● **Task inputs**

★ ★ ★ ★

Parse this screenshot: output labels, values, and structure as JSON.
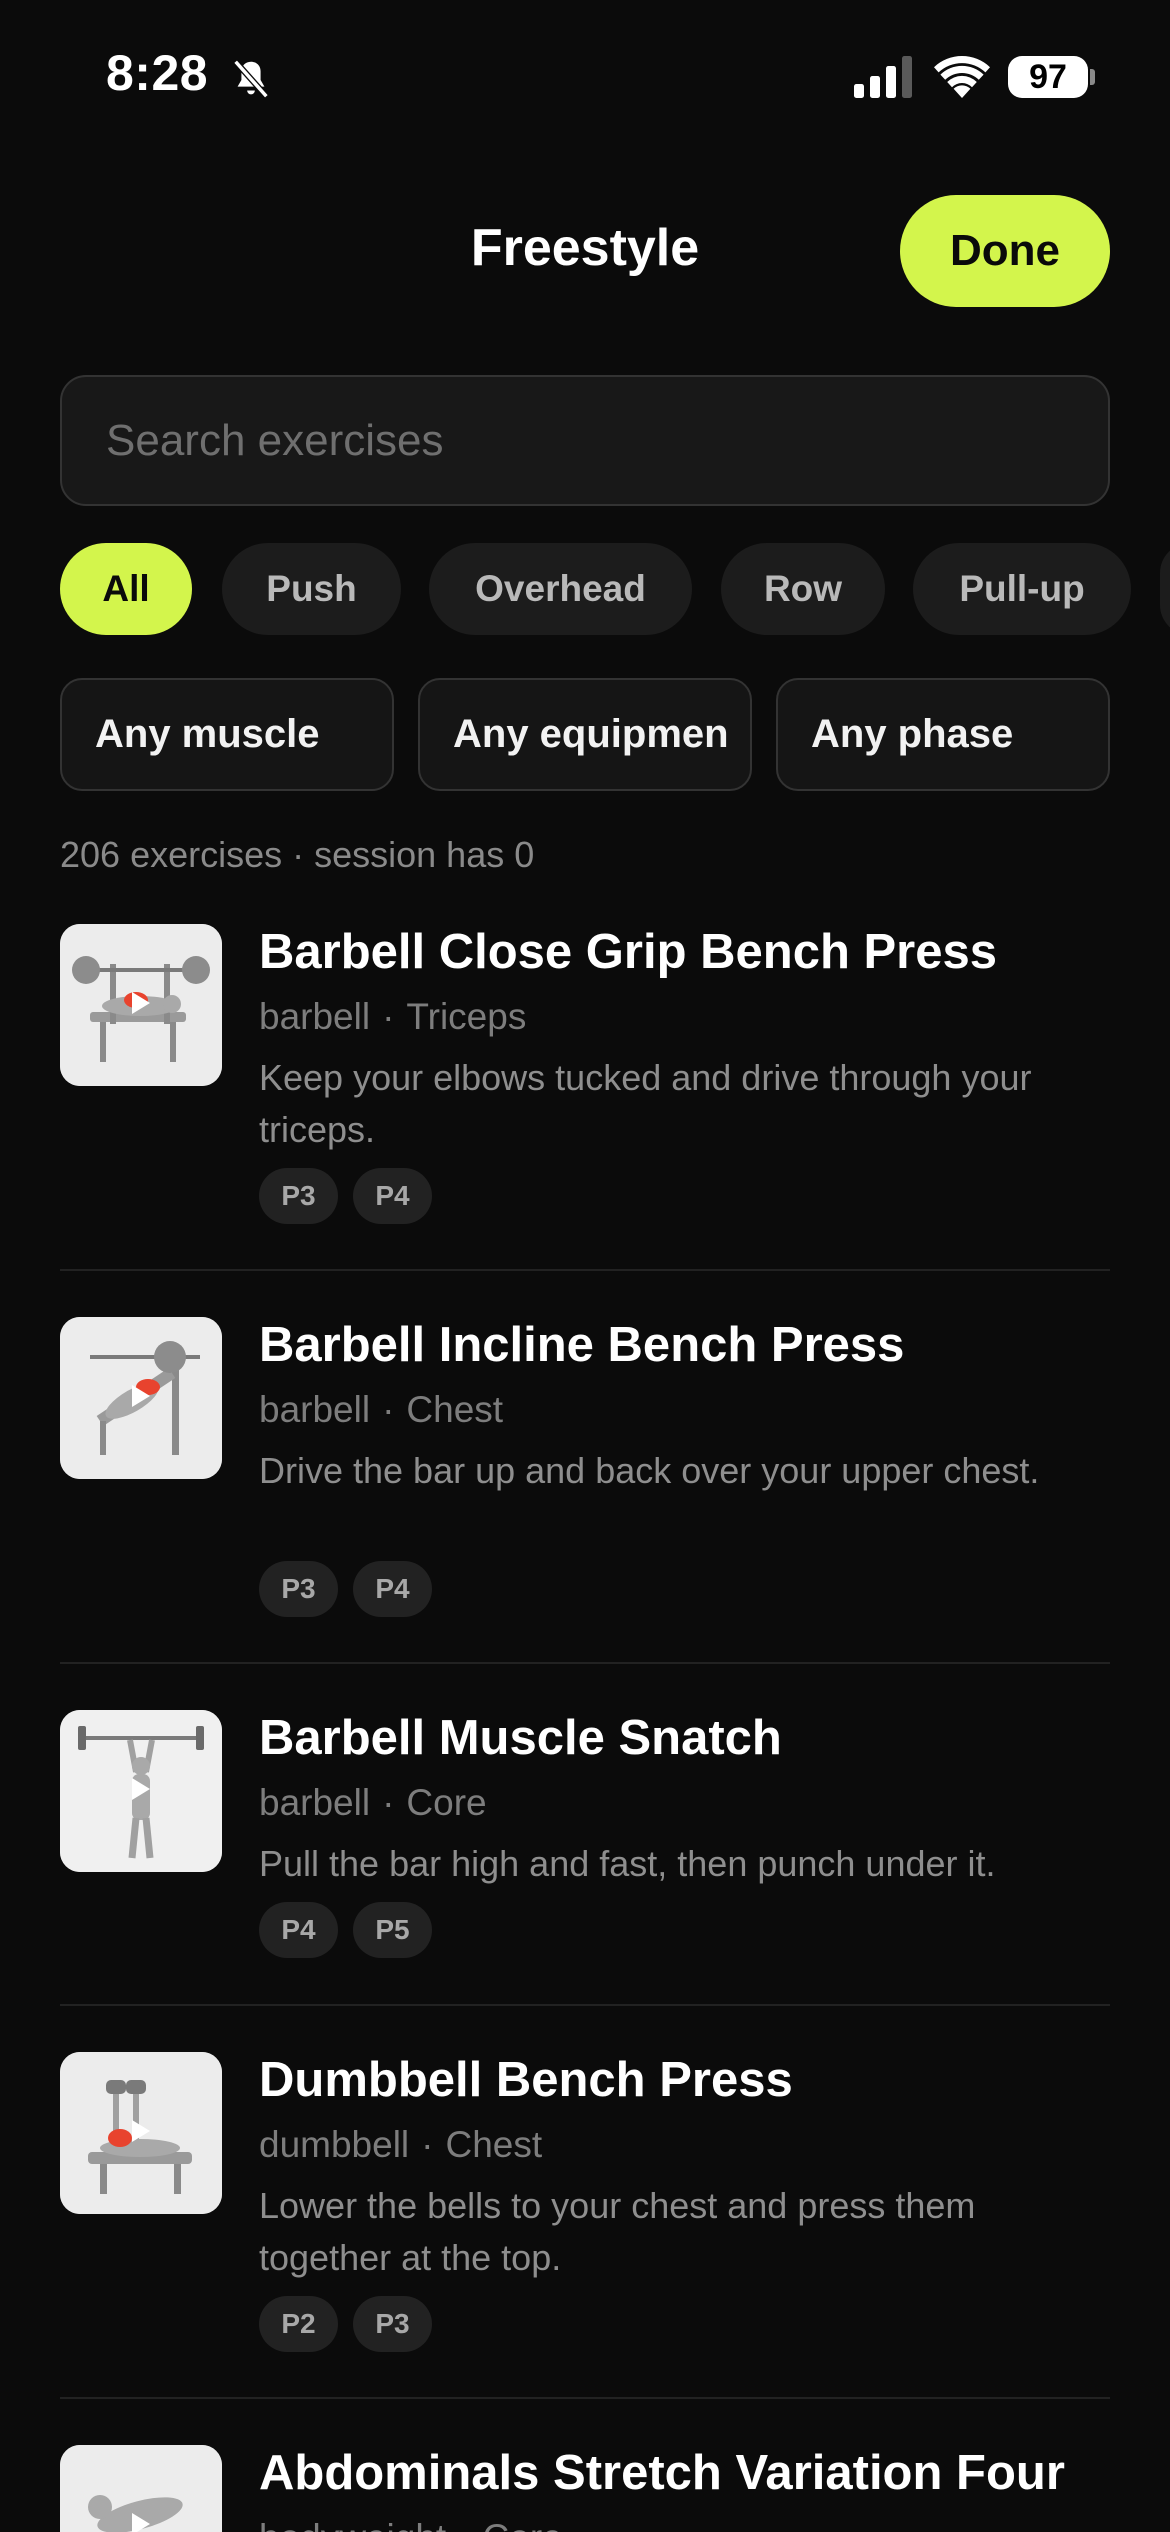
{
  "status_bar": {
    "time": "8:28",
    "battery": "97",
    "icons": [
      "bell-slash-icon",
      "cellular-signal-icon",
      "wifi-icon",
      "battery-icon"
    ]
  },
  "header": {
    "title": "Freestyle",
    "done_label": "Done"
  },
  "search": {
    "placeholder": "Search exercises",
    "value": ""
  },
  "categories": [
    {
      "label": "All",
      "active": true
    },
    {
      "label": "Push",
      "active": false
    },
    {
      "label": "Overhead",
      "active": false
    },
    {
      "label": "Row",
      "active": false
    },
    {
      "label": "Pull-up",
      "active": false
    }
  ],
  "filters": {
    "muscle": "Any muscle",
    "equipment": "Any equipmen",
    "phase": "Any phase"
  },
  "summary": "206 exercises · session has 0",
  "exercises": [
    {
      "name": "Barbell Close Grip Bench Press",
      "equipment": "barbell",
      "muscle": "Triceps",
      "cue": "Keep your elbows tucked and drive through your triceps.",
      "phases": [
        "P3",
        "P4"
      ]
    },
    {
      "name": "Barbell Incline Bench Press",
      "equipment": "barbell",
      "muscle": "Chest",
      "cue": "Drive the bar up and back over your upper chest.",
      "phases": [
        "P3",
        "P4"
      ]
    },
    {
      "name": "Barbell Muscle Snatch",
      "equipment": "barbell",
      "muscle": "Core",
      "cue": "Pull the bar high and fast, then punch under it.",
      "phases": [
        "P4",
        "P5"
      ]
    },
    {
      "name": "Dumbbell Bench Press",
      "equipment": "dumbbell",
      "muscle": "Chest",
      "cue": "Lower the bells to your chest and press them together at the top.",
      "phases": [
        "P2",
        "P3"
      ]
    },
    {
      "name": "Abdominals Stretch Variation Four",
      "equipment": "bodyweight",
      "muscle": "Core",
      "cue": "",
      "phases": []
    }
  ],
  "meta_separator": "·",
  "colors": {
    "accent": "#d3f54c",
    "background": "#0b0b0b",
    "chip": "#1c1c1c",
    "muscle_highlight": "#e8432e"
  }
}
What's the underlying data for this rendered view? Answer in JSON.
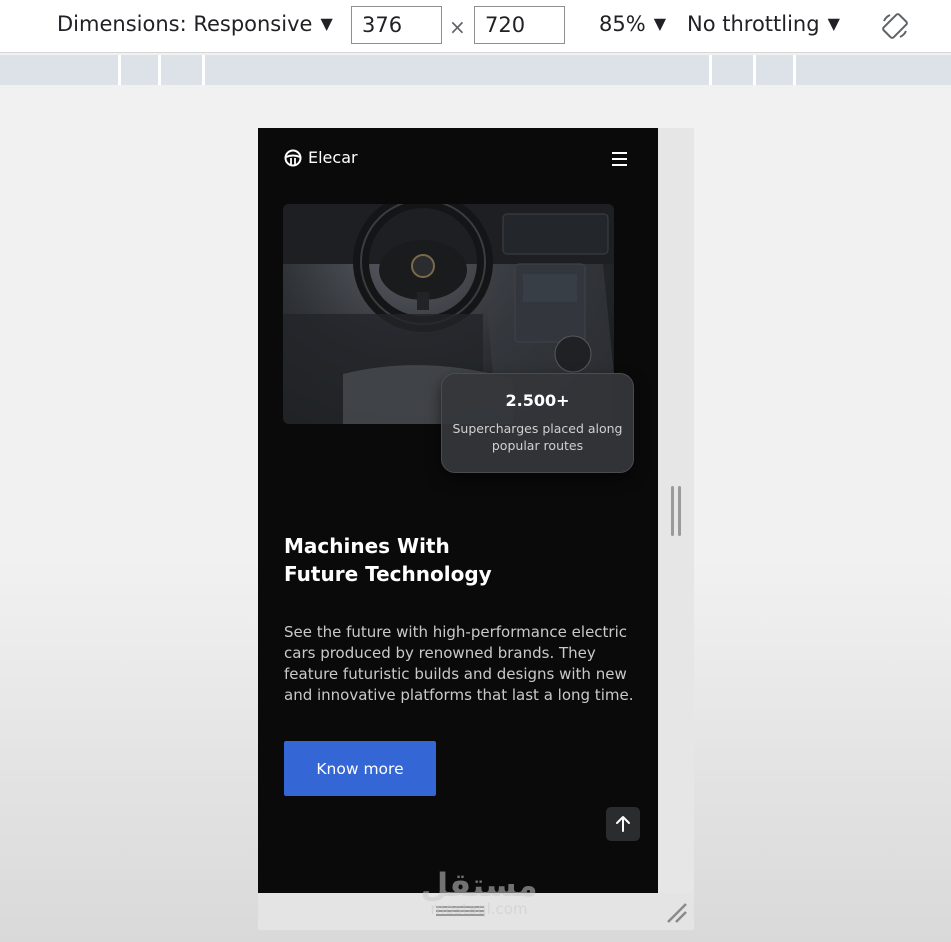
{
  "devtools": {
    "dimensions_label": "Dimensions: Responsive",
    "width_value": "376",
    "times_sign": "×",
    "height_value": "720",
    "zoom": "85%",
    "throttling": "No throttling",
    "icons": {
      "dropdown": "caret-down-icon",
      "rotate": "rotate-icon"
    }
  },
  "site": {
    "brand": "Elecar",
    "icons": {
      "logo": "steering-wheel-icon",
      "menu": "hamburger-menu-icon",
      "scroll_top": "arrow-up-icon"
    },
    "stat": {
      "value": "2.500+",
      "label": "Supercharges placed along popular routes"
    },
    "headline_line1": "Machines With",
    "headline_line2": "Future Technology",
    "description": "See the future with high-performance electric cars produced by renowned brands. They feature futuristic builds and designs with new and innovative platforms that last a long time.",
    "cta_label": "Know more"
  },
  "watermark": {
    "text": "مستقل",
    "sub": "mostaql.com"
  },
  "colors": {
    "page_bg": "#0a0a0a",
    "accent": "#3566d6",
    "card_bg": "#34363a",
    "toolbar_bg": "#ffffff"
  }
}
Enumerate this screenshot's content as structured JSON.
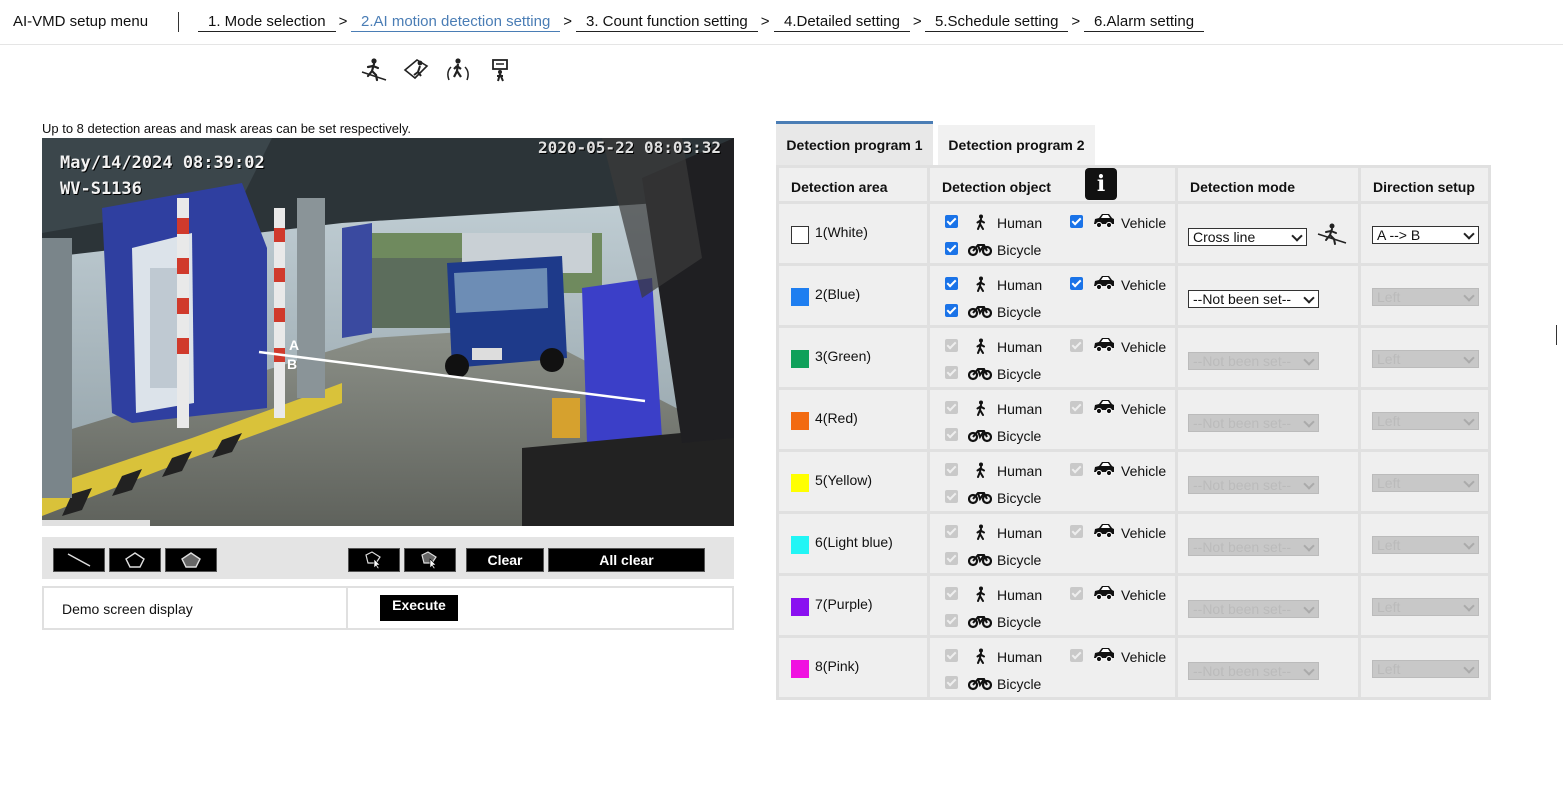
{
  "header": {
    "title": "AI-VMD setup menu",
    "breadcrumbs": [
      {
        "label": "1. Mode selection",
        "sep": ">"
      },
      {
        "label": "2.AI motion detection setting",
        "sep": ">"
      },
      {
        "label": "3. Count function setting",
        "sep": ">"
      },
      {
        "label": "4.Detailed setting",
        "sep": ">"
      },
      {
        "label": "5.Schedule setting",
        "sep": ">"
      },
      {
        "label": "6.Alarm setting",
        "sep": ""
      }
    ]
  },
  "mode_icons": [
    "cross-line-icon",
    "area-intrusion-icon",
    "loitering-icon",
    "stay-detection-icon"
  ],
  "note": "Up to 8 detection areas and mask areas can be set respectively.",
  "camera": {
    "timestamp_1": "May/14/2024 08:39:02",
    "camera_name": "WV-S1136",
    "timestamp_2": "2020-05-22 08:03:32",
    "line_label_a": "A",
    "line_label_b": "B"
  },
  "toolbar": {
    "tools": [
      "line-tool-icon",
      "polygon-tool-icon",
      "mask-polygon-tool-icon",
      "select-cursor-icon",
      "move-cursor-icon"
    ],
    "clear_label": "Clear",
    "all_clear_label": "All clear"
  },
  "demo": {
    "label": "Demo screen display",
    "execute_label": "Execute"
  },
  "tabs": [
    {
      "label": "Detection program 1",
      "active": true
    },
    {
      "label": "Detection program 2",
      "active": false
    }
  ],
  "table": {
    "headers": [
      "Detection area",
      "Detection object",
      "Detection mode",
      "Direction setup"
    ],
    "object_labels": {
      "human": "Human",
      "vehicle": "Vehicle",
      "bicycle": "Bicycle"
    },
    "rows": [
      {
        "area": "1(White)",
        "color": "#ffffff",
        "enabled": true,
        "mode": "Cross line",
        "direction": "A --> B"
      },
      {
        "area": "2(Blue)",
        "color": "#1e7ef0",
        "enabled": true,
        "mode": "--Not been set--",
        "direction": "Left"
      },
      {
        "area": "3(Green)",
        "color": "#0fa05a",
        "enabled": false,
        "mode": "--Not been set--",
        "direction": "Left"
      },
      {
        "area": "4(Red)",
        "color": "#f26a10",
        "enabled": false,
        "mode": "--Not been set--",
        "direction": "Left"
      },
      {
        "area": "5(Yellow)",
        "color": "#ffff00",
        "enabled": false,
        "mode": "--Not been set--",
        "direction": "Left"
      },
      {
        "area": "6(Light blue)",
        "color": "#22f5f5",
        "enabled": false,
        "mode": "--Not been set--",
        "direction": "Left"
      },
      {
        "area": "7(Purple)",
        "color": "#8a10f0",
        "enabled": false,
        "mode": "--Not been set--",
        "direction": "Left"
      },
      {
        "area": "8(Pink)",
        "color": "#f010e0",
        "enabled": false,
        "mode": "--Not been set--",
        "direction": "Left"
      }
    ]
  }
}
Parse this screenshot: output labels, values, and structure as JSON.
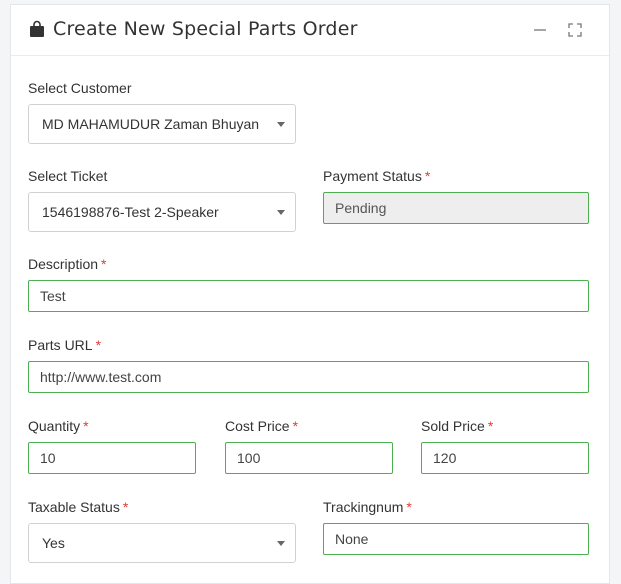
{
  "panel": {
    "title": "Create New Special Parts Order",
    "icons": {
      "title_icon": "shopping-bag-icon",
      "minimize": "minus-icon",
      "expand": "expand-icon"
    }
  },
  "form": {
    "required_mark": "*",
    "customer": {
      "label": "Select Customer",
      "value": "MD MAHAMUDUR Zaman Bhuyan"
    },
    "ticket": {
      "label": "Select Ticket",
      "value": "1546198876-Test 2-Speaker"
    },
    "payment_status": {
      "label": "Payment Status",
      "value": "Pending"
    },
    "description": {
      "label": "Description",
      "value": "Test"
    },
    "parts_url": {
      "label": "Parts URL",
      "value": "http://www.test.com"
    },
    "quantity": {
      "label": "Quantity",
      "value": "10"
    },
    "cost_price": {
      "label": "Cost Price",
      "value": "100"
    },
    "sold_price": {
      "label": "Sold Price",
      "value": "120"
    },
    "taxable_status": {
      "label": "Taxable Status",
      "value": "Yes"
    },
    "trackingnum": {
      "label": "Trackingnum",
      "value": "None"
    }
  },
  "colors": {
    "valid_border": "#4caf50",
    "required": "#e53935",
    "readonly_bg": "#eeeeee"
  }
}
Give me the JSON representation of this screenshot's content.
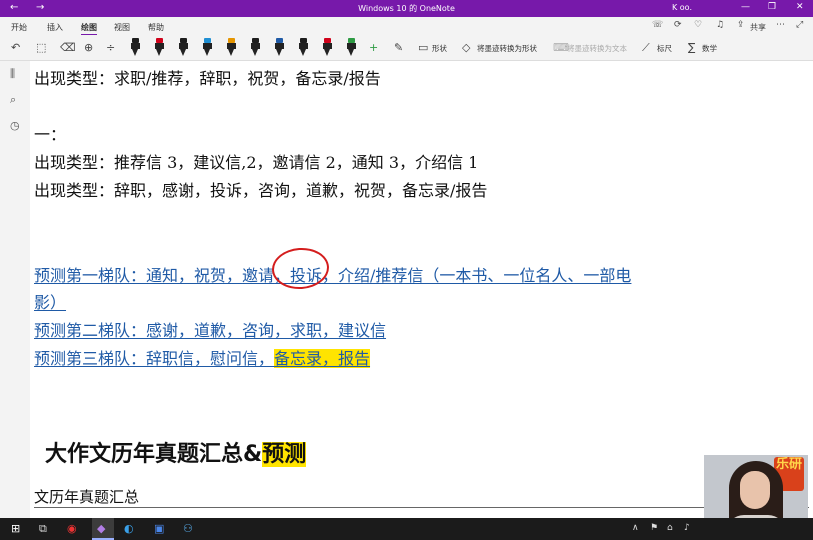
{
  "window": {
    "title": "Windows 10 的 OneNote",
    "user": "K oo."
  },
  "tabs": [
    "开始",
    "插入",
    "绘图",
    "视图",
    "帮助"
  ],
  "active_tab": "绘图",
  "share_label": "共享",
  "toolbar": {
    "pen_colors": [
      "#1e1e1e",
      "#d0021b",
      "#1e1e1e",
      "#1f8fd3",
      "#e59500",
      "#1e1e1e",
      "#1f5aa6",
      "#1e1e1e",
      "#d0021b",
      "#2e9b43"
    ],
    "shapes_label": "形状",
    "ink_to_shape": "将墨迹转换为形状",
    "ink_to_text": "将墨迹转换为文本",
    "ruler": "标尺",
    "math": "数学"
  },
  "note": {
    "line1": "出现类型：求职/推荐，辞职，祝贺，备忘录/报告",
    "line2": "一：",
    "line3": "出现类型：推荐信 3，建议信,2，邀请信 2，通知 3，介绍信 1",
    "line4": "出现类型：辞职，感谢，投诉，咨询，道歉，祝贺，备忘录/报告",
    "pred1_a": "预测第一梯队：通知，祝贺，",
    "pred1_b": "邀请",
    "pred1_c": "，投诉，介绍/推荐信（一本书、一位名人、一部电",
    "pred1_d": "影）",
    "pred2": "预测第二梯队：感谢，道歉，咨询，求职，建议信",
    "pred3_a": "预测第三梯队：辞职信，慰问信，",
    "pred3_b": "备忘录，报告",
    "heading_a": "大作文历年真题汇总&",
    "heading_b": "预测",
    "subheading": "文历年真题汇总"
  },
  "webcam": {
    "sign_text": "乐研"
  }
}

★ ★ ★ ★

● **Task description**
From the material above, copy each line that includes the word "content".

● **Response**
Enumerate this screenshot's content as structured JSON.
Give me the JSON representation of this screenshot's content.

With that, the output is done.